(Data listing)
------------------------------
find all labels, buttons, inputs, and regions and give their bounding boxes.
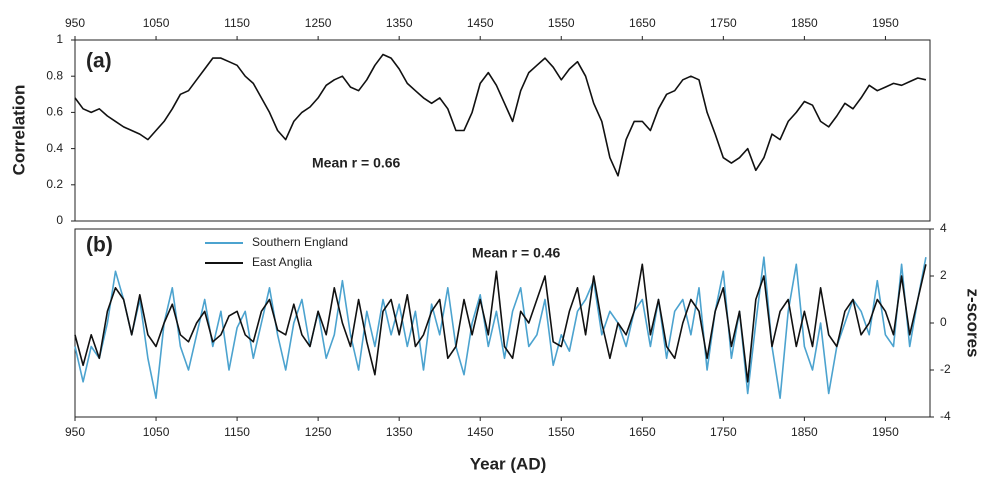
annotation: Mean r = 0.46: [472, 245, 561, 261]
x-axis-title: Year (AD): [470, 454, 547, 473]
y-tick-label: 0.8: [46, 68, 63, 82]
data-line: [74, 263, 927, 383]
y-tick-label: 1: [56, 32, 63, 46]
y-tick-label: 4: [940, 221, 947, 235]
y-tick-label: 0: [940, 315, 947, 329]
panel-label: (b): [86, 234, 113, 257]
x-tick-label: 1450: [467, 16, 494, 30]
plot-frame: [74, 39, 931, 222]
x-tick-label: 1150: [224, 425, 250, 439]
y-tick-label: 0: [56, 213, 63, 227]
y-tick-label: 0.4: [46, 141, 63, 155]
x-tick-label: 950: [65, 425, 85, 439]
x-tick-label: 1350: [386, 16, 413, 30]
annotation: Mean r = 0.66: [312, 155, 401, 171]
y-tick-label: -2: [940, 362, 951, 376]
x-tick-label: 1550: [548, 425, 575, 439]
x-tick-label: 950: [65, 16, 85, 30]
x-tick-label: 1650: [629, 425, 656, 439]
x-tick-label: 1450: [467, 425, 494, 439]
y-tick-label: 2: [940, 268, 947, 282]
data-line: [74, 256, 927, 399]
panel-label: (a): [86, 50, 112, 73]
x-tick-label: 1750: [710, 16, 737, 30]
x-tick-label: 1850: [791, 425, 818, 439]
x-tick-label: 1050: [143, 425, 170, 439]
x-tick-label: 1850: [791, 16, 818, 30]
x-tick-label: 1950: [872, 16, 899, 30]
x-tick-label: 1650: [629, 16, 656, 30]
legend-label: Southern England: [252, 235, 348, 249]
x-tick-label: 1550: [548, 16, 575, 30]
y-tick-label: 0.2: [46, 177, 63, 191]
y-axis-title: z-scores: [964, 289, 983, 358]
x-tick-label: 1250: [305, 425, 332, 439]
x-tick-label: 1150: [224, 16, 250, 30]
x-tick-label: 1950: [872, 425, 899, 439]
x-tick-label: 1350: [386, 425, 413, 439]
x-tick-label: 1050: [143, 16, 170, 30]
y-tick-label: 0.6: [46, 105, 63, 119]
data-line: [74, 53, 927, 177]
x-tick-label: 1250: [305, 16, 332, 30]
y-axis-title: Correlation: [9, 85, 28, 176]
legend-label: East Anglia: [252, 255, 312, 269]
y-tick-label: -4: [940, 409, 951, 423]
x-tick-label: 1750: [710, 425, 737, 439]
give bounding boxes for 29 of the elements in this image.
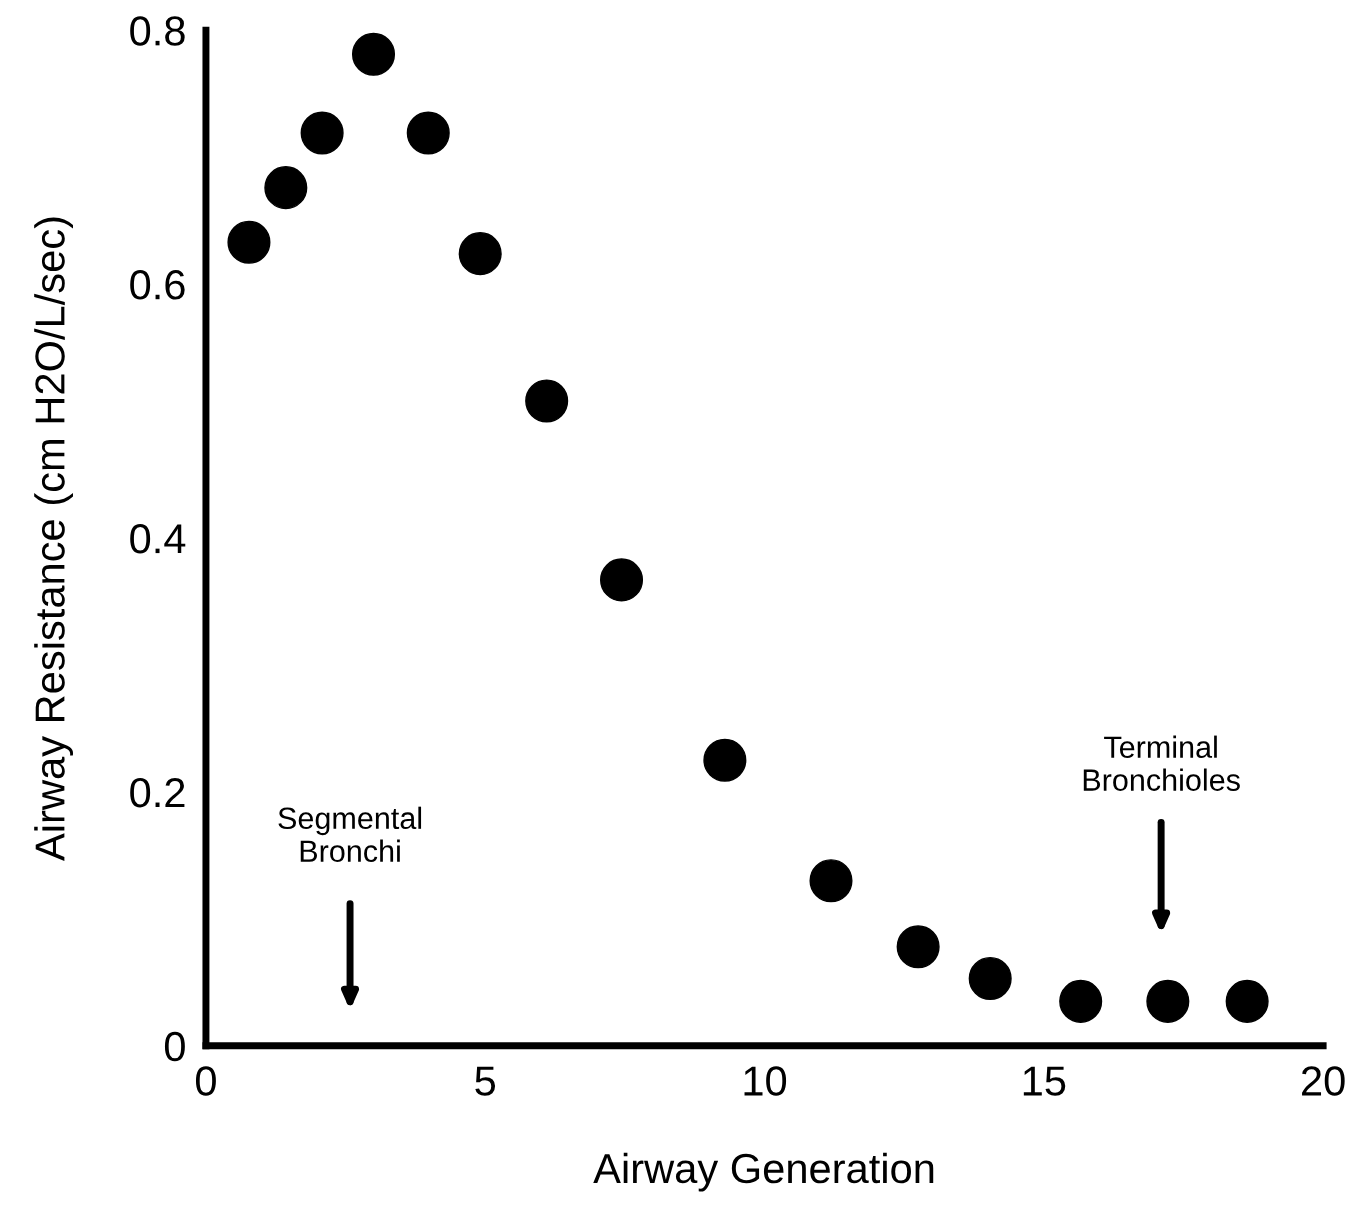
point [809,859,853,903]
y-tick-label: 0.6 [130,270,185,300]
annotation: Terminal Bronchioles [1083,735,1240,791]
point [227,220,271,264]
y-tick-label: 0.8 [130,16,185,46]
point [1059,979,1103,1023]
x-tick-label: 5 [475,1066,496,1096]
y-tick-label: 0.2 [130,777,185,808]
point [1146,979,1190,1023]
point [458,232,502,276]
y-tick-label: 0 [164,1031,185,1062]
point [968,956,1012,1001]
y-tick-label: 0.4 [130,524,186,554]
point [896,925,940,969]
point [1225,979,1269,1023]
point [525,379,569,423]
x-tick-label: 15 [1023,1066,1066,1096]
y-axis-title: Airway Resistance (cm H2O/L/sec) [34,217,74,861]
point [703,738,747,782]
annotation: Segmental Bronchi [278,806,422,863]
point [264,166,308,210]
x-tick-label: 20 [1302,1066,1345,1096]
x-tick-label: 10 [744,1066,787,1096]
point [600,558,644,602]
point [300,111,344,155]
point [351,32,396,76]
x-tick-label: 0 [195,1066,216,1096]
x-axis-title: Airway Generation [593,1152,934,1192]
point [406,111,450,155]
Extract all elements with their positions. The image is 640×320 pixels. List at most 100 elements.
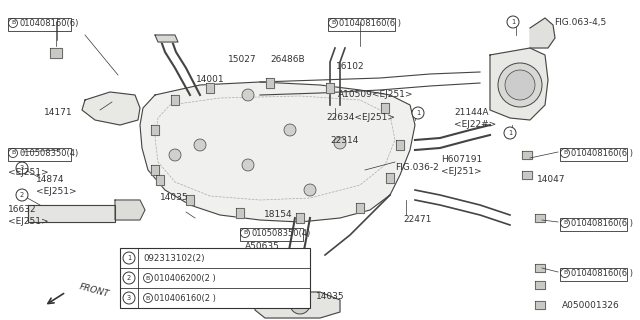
Text: 22634<EJ251>: 22634<EJ251> bbox=[326, 113, 395, 122]
Text: B: B bbox=[146, 295, 150, 300]
Text: 2: 2 bbox=[127, 275, 131, 281]
Text: 2: 2 bbox=[20, 192, 24, 198]
Circle shape bbox=[123, 252, 135, 264]
Text: 010408160(6): 010408160(6) bbox=[19, 19, 78, 28]
Text: 1: 1 bbox=[511, 19, 515, 25]
Circle shape bbox=[8, 148, 17, 157]
Text: 010408160(6 ): 010408160(6 ) bbox=[571, 149, 633, 158]
Circle shape bbox=[16, 189, 28, 201]
Polygon shape bbox=[266, 78, 274, 88]
Text: B: B bbox=[563, 150, 567, 156]
Bar bbox=[328, 18, 395, 31]
Polygon shape bbox=[155, 35, 178, 42]
Circle shape bbox=[561, 148, 570, 157]
Text: 092313102(2): 092313102(2) bbox=[143, 253, 205, 262]
Bar bbox=[560, 148, 627, 161]
Polygon shape bbox=[156, 175, 164, 185]
Bar bbox=[560, 268, 627, 281]
Circle shape bbox=[143, 293, 152, 302]
Circle shape bbox=[194, 139, 206, 151]
Text: 010408160(6 ): 010408160(6 ) bbox=[571, 219, 633, 228]
Circle shape bbox=[505, 70, 535, 100]
Text: 16102: 16102 bbox=[336, 62, 365, 71]
Text: 010406160(2 ): 010406160(2 ) bbox=[154, 293, 216, 302]
Circle shape bbox=[561, 268, 570, 277]
Polygon shape bbox=[381, 103, 389, 113]
Polygon shape bbox=[186, 195, 194, 205]
Polygon shape bbox=[530, 18, 555, 48]
Text: 16632: 16632 bbox=[8, 205, 36, 214]
Text: A50635: A50635 bbox=[245, 242, 280, 251]
Bar bbox=[560, 218, 627, 231]
Circle shape bbox=[16, 162, 28, 174]
Polygon shape bbox=[522, 151, 532, 159]
Text: 1: 1 bbox=[508, 130, 512, 136]
Polygon shape bbox=[326, 83, 334, 93]
Text: 3: 3 bbox=[20, 165, 24, 171]
Text: B: B bbox=[11, 20, 15, 26]
Polygon shape bbox=[535, 281, 545, 289]
Polygon shape bbox=[396, 140, 404, 150]
Text: 14874: 14874 bbox=[36, 175, 65, 184]
Polygon shape bbox=[356, 203, 364, 213]
Bar bbox=[8, 148, 71, 161]
Text: B: B bbox=[243, 230, 247, 236]
Text: B: B bbox=[563, 220, 567, 226]
Circle shape bbox=[123, 272, 135, 284]
Text: 010508350(4): 010508350(4) bbox=[251, 229, 310, 238]
Polygon shape bbox=[490, 48, 548, 120]
Text: 14035: 14035 bbox=[316, 292, 344, 301]
Circle shape bbox=[290, 294, 310, 314]
Text: A050001326: A050001326 bbox=[563, 301, 620, 310]
Circle shape bbox=[169, 149, 181, 161]
Circle shape bbox=[507, 16, 519, 28]
Text: <EJ251>: <EJ251> bbox=[8, 168, 49, 177]
Circle shape bbox=[8, 19, 17, 28]
Text: 14001: 14001 bbox=[196, 75, 225, 84]
Polygon shape bbox=[255, 292, 340, 318]
Text: 14035: 14035 bbox=[160, 193, 189, 202]
Text: <EJ251>: <EJ251> bbox=[441, 167, 482, 176]
Text: 15027: 15027 bbox=[228, 55, 257, 64]
Text: 18154: 18154 bbox=[264, 210, 292, 219]
Polygon shape bbox=[115, 200, 145, 220]
Text: FIG.036-2: FIG.036-2 bbox=[395, 163, 439, 172]
Text: H607191: H607191 bbox=[441, 155, 483, 164]
Circle shape bbox=[241, 228, 250, 237]
Text: B: B bbox=[11, 150, 15, 156]
Text: FRONT: FRONT bbox=[78, 282, 110, 299]
Polygon shape bbox=[535, 214, 545, 222]
Text: <EJ251>: <EJ251> bbox=[36, 187, 77, 196]
Text: 1: 1 bbox=[127, 255, 131, 261]
Polygon shape bbox=[151, 125, 159, 135]
Text: 21144A: 21144A bbox=[454, 108, 488, 117]
Polygon shape bbox=[151, 165, 159, 175]
Polygon shape bbox=[522, 171, 532, 179]
Text: 22314: 22314 bbox=[330, 136, 358, 145]
Polygon shape bbox=[140, 82, 415, 222]
Bar bbox=[120, 248, 310, 308]
Text: 14171: 14171 bbox=[44, 108, 72, 117]
Circle shape bbox=[304, 184, 316, 196]
Text: A10509<EJ251>: A10509<EJ251> bbox=[338, 90, 413, 99]
Text: 010408160(6 ): 010408160(6 ) bbox=[339, 19, 401, 28]
Text: 22471: 22471 bbox=[403, 215, 431, 224]
Text: 010508350(4): 010508350(4) bbox=[19, 149, 78, 158]
Polygon shape bbox=[206, 83, 214, 93]
Circle shape bbox=[123, 292, 135, 304]
Circle shape bbox=[242, 89, 254, 101]
Circle shape bbox=[561, 219, 570, 228]
Polygon shape bbox=[171, 95, 179, 105]
Polygon shape bbox=[296, 213, 304, 223]
Polygon shape bbox=[386, 173, 394, 183]
Circle shape bbox=[328, 19, 337, 28]
Bar bbox=[240, 228, 303, 241]
Circle shape bbox=[498, 63, 542, 107]
Text: 26486B: 26486B bbox=[270, 55, 305, 64]
Text: <EJ22#>: <EJ22#> bbox=[454, 120, 496, 129]
Circle shape bbox=[504, 127, 516, 139]
Circle shape bbox=[412, 107, 424, 119]
Text: B: B bbox=[146, 276, 150, 281]
Circle shape bbox=[284, 124, 296, 136]
Circle shape bbox=[334, 137, 346, 149]
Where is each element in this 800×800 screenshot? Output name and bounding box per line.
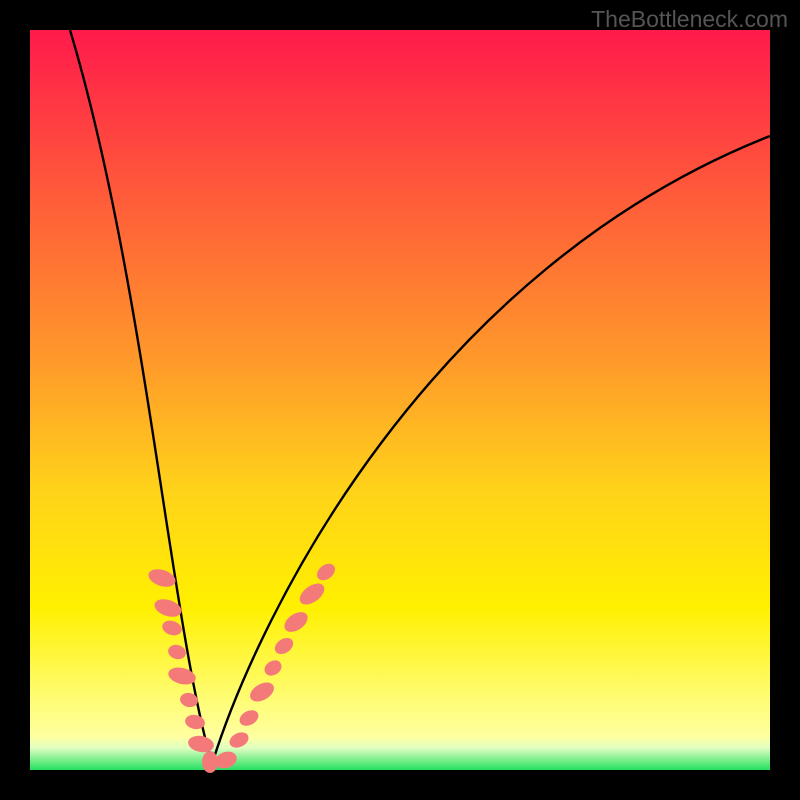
watermark-text: TheBottleneck.com xyxy=(591,6,788,33)
chart-stage: TheBottleneck.com xyxy=(0,0,800,800)
bottleneck-chart xyxy=(0,0,800,800)
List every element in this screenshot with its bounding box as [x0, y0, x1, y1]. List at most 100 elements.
------------------------------
JOB: Please render the lines of the material above as a JSON list of strings, one string per line, skipping blank lines. Start at the line that contains "Text: 22634<EJ251>: 22634<EJ251>" and end after the line that contains "Polygon shape bbox=[535, 281, 545, 289]".

WRITTEN RESPONSE:
[
  "Text: 22634<EJ251>: 22634<EJ251> bbox=[326, 113, 395, 122]",
  "Text: B: B bbox=[146, 295, 150, 300]",
  "Text: 2: 2 bbox=[127, 275, 131, 281]",
  "Text: 2: 2 bbox=[20, 192, 24, 198]",
  "Circle shape bbox=[123, 252, 135, 264]",
  "Text: 010408160(6): 010408160(6) bbox=[19, 19, 78, 28]",
  "Text: 1: 1 bbox=[511, 19, 515, 25]",
  "Circle shape bbox=[8, 148, 17, 157]",
  "Text: 010408160(6 ): 010408160(6 ) bbox=[571, 149, 633, 158]",
  "Circle shape bbox=[16, 189, 28, 201]",
  "Polygon shape bbox=[266, 78, 274, 88]",
  "Text: B: B bbox=[563, 150, 567, 156]",
  "Bar bbox=[328, 18, 395, 31]",
  "Polygon shape bbox=[155, 35, 178, 42]",
  "Circle shape bbox=[561, 148, 570, 157]",
  "Text: 092313102(2): 092313102(2) bbox=[143, 253, 205, 262]",
  "Bar bbox=[560, 148, 627, 161]",
  "Polygon shape bbox=[156, 175, 164, 185]",
  "Bar bbox=[560, 268, 627, 281]",
  "Circle shape bbox=[143, 293, 152, 302]",
  "Circle shape bbox=[194, 139, 206, 151]",
  "Text: 010408160(6 ): 010408160(6 ) bbox=[571, 219, 633, 228]",
  "Circle shape bbox=[505, 70, 535, 100]",
  "Text: 16102: 16102 bbox=[336, 62, 365, 71]",
  "Text: 010406160(2 ): 010406160(2 ) bbox=[154, 293, 216, 302]",
  "Circle shape bbox=[561, 268, 570, 277]",
  "Polygon shape bbox=[381, 103, 389, 113]",
  "Polygon shape bbox=[186, 195, 194, 205]",
  "Polygon shape bbox=[530, 18, 555, 48]",
  "Text: 16632: 16632 bbox=[8, 205, 36, 214]",
  "Text: A50635: A50635 bbox=[245, 242, 280, 251]",
  "Bar bbox=[560, 218, 627, 231]",
  "Circle shape bbox=[16, 162, 28, 174]",
  "Polygon shape bbox=[522, 151, 532, 159]",
  "Text: 1: 1 bbox=[508, 130, 512, 136]",
  "Polygon shape bbox=[326, 83, 334, 93]",
  "Text: 3: 3 bbox=[20, 165, 24, 171]",
  "Text: B: B bbox=[11, 20, 15, 26]",
  "Polygon shape bbox=[535, 281, 545, 289]"
]